» **TASK TO COMPLETE**:
Exclude the pictures and retype the entries as written.

Collected data entries:
§ §
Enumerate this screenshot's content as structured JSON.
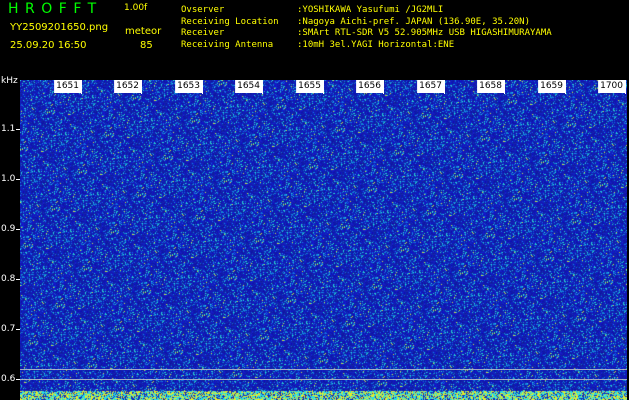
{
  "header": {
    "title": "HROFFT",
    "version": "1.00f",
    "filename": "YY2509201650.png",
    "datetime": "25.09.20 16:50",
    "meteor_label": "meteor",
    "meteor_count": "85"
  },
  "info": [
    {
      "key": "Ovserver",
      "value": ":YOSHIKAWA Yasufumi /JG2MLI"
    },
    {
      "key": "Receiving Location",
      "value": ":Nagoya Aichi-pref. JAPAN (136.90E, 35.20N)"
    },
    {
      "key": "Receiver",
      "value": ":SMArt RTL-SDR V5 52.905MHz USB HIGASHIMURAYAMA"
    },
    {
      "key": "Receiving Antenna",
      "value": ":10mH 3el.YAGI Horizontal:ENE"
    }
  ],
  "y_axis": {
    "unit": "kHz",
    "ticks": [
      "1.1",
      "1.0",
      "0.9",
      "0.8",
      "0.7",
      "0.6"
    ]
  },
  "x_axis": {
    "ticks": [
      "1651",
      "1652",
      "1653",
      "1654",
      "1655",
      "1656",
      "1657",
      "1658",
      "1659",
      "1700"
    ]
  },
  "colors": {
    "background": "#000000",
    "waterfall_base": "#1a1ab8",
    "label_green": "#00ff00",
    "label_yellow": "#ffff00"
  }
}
§ §
» **RESPONSE FOR THIS EXERCISE**:
Enumerate this screenshot's content as structured JSON.
{
  "header": {
    "title": "HROFFT",
    "version": "1.00f",
    "filename": "YY2509201650.png",
    "datetime": "25.09.20 16:50",
    "meteor_label": "meteor",
    "meteor_count": "85"
  },
  "info": [
    {
      "key": "Ovserver",
      "value": ":YOSHIKAWA Yasufumi /JG2MLI"
    },
    {
      "key": "Receiving Location",
      "value": ":Nagoya Aichi-pref. JAPAN (136.90E, 35.20N)"
    },
    {
      "key": "Receiver",
      "value": ":SMArt RTL-SDR V5 52.905MHz USB HIGASHIMURAYAMA"
    },
    {
      "key": "Receiving Antenna",
      "value": ":10mH 3el.YAGI Horizontal:ENE"
    }
  ],
  "y_axis": {
    "unit": "kHz",
    "ticks": [
      "1.1",
      "1.0",
      "0.9",
      "0.8",
      "0.7",
      "0.6"
    ]
  },
  "x_axis": {
    "ticks": [
      "1651",
      "1652",
      "1653",
      "1654",
      "1655",
      "1656",
      "1657",
      "1658",
      "1659",
      "1700"
    ]
  },
  "colors": {
    "background": "#000000",
    "waterfall_base": "#1a1ab8",
    "label_green": "#00ff00",
    "label_yellow": "#ffff00"
  }
}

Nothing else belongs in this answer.